» Directive:
Lift every line from the entries that includes the word "rivers".

· · · · ·

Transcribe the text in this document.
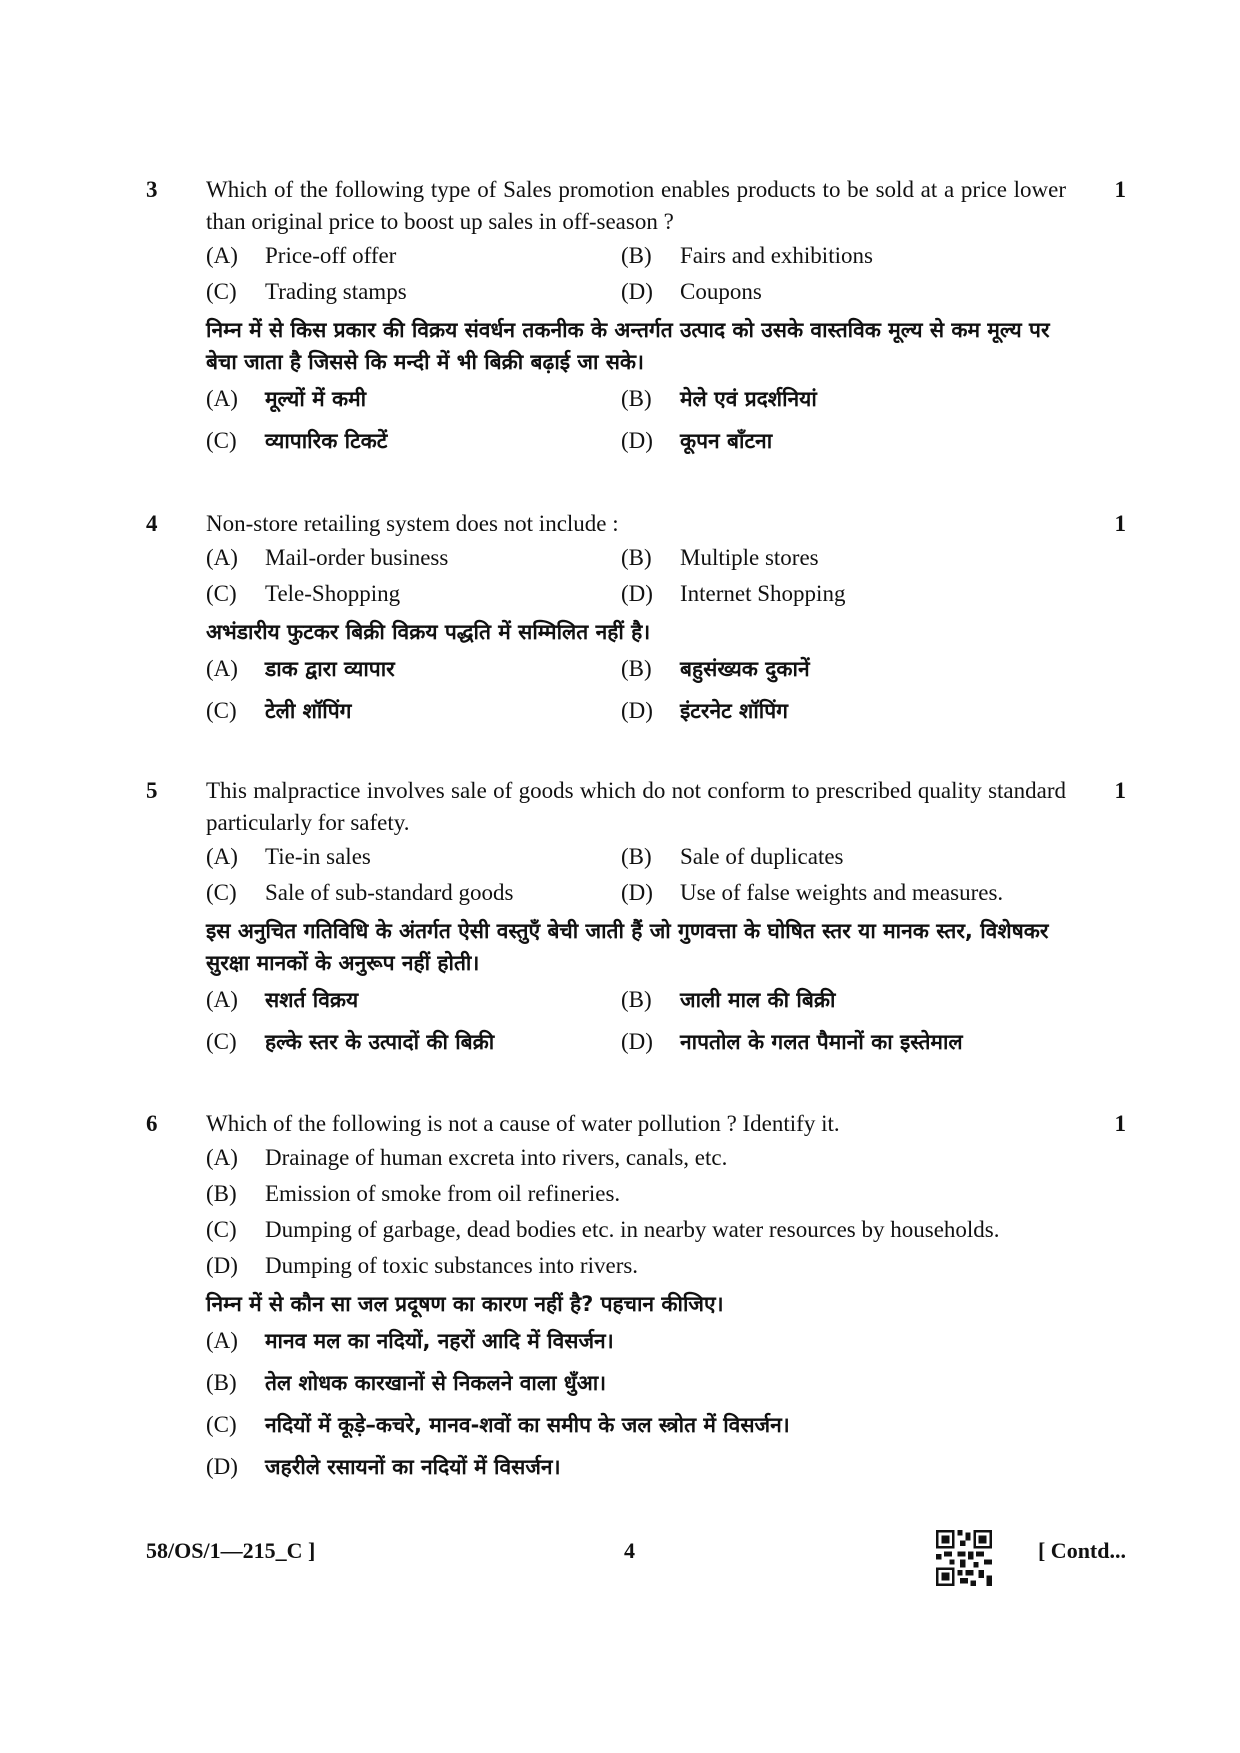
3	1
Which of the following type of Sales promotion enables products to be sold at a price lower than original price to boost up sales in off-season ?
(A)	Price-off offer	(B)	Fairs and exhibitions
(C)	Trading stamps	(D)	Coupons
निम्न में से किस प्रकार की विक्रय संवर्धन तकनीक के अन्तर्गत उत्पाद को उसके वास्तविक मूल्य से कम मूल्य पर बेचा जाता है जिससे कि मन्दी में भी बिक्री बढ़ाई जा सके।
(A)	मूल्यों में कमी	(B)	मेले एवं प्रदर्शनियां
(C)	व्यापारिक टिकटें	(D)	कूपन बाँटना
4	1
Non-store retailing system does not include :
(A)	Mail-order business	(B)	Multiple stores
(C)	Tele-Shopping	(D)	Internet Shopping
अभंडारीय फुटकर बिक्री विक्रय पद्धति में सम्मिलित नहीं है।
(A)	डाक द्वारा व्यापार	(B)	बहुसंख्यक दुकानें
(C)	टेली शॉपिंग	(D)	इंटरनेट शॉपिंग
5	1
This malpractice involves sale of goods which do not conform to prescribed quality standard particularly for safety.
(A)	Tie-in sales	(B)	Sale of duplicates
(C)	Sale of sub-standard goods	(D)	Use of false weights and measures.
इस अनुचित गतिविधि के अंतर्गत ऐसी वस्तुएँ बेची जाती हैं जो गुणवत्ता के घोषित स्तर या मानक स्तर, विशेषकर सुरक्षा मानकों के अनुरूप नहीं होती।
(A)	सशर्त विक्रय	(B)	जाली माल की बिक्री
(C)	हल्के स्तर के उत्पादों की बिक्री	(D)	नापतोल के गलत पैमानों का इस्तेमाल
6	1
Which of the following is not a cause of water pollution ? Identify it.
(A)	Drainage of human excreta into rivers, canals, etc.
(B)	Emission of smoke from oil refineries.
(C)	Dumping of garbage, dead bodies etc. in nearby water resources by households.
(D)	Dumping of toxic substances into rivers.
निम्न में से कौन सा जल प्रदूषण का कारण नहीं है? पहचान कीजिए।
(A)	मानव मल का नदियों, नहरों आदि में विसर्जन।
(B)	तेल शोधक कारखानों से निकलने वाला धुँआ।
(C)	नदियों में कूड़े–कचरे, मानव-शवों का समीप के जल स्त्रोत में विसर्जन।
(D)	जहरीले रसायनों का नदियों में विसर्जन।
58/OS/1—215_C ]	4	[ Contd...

· · · · ·

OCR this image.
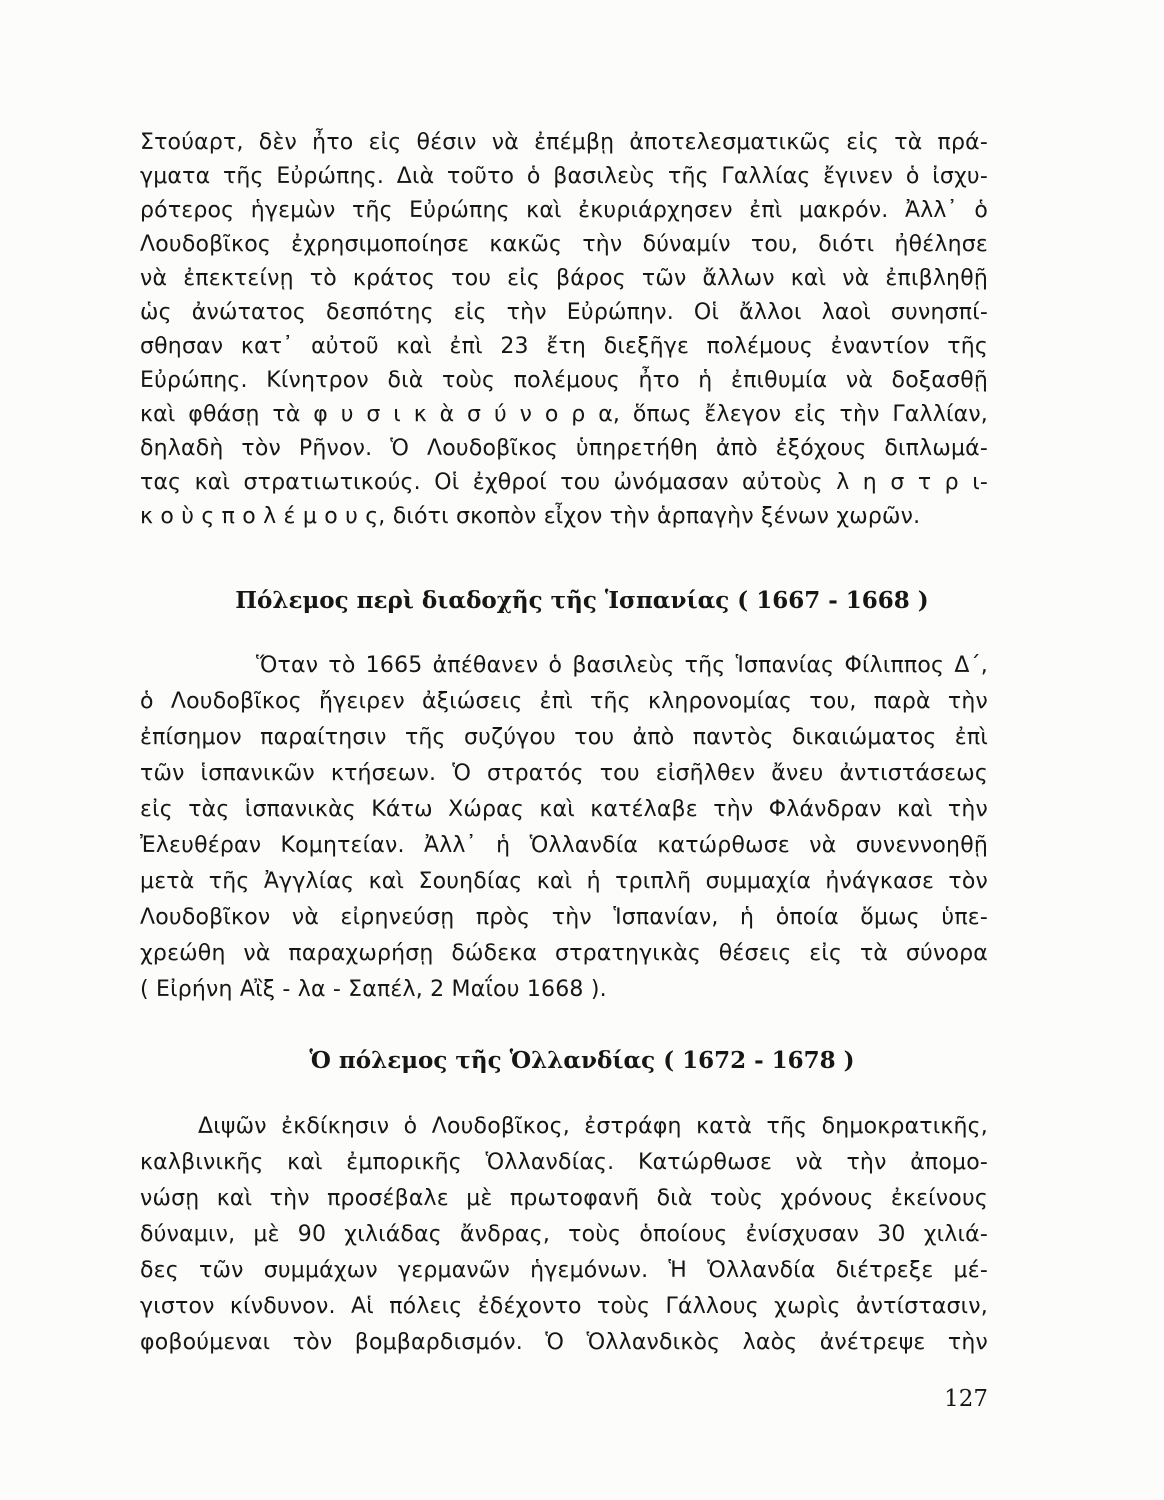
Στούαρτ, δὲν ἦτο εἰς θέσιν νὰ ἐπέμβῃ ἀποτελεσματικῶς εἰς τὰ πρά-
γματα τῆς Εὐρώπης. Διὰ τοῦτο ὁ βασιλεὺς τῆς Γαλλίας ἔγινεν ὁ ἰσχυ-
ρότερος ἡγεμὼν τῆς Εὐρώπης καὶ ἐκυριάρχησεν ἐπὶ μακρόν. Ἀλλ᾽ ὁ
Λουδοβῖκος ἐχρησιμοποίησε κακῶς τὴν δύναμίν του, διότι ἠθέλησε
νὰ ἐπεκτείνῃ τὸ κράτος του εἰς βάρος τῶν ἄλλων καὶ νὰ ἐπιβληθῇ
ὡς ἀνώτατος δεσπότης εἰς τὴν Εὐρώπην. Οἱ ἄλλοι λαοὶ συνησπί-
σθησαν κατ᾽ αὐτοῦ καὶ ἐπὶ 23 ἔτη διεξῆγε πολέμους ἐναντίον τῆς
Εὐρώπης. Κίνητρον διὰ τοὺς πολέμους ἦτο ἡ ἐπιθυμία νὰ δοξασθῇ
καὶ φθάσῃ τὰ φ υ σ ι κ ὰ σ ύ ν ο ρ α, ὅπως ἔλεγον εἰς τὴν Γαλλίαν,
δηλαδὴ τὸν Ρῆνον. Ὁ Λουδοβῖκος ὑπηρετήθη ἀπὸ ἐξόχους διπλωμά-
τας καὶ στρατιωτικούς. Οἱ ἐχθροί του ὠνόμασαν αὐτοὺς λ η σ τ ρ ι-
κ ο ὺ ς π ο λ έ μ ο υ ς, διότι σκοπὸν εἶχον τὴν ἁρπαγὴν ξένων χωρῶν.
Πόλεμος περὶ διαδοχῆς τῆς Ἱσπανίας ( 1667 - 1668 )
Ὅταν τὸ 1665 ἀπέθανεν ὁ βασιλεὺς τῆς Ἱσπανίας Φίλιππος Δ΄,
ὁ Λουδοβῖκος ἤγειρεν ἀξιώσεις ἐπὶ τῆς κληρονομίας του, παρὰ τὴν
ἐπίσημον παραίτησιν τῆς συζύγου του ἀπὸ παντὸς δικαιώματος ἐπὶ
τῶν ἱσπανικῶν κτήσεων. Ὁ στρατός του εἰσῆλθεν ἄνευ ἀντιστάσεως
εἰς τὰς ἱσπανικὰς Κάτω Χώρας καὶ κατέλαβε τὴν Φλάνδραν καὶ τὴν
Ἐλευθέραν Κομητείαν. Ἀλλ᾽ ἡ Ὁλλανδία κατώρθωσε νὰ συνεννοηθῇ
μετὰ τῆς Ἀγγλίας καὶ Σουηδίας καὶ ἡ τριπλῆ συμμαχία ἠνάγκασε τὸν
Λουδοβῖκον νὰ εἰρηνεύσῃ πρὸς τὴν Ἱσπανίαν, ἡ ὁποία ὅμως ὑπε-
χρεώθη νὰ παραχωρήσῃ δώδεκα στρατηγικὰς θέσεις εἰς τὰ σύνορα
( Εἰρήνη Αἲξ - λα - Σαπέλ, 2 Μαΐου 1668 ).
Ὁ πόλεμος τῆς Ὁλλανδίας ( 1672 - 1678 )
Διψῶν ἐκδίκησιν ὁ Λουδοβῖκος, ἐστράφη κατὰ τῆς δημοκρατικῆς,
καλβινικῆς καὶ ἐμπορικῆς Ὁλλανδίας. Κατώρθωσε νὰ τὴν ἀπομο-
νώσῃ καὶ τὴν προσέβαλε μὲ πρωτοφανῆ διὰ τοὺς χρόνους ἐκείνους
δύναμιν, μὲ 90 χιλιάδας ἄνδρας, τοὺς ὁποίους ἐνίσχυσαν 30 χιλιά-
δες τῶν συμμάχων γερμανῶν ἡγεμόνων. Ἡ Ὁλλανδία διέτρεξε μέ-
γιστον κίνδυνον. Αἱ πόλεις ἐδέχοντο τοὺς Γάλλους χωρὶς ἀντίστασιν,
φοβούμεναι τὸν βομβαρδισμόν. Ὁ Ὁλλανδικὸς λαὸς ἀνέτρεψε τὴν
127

· · · · ·

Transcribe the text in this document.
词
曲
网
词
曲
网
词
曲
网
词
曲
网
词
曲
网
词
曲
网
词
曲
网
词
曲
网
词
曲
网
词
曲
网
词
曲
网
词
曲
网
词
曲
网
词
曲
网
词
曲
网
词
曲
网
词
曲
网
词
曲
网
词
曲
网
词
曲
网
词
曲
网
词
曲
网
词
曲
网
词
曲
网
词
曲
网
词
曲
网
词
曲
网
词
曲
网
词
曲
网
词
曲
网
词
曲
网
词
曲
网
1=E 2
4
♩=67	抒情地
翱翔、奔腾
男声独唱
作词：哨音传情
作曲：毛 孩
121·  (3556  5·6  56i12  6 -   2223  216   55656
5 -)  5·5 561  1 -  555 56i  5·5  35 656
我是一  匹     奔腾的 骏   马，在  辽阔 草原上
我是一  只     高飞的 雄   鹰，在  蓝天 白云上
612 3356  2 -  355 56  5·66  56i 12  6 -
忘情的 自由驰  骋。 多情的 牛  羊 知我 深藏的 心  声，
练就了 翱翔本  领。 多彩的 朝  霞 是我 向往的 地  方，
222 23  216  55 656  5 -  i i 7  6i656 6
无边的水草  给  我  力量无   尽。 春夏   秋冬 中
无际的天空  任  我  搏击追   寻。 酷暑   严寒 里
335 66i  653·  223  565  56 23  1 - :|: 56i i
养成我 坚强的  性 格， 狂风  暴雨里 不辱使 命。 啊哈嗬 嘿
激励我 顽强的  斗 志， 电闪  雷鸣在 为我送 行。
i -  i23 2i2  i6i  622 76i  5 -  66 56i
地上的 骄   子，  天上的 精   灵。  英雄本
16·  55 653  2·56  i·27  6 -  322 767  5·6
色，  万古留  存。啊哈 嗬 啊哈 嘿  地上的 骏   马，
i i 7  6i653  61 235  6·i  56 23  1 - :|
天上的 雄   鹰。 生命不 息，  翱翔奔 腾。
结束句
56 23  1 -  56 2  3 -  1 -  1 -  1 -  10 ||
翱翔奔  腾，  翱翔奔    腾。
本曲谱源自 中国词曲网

· · · · ·

» In response:
(A)	Drainage of human excreta into rivers, canals, etc.
(D)	Dumping of toxic substances into rivers.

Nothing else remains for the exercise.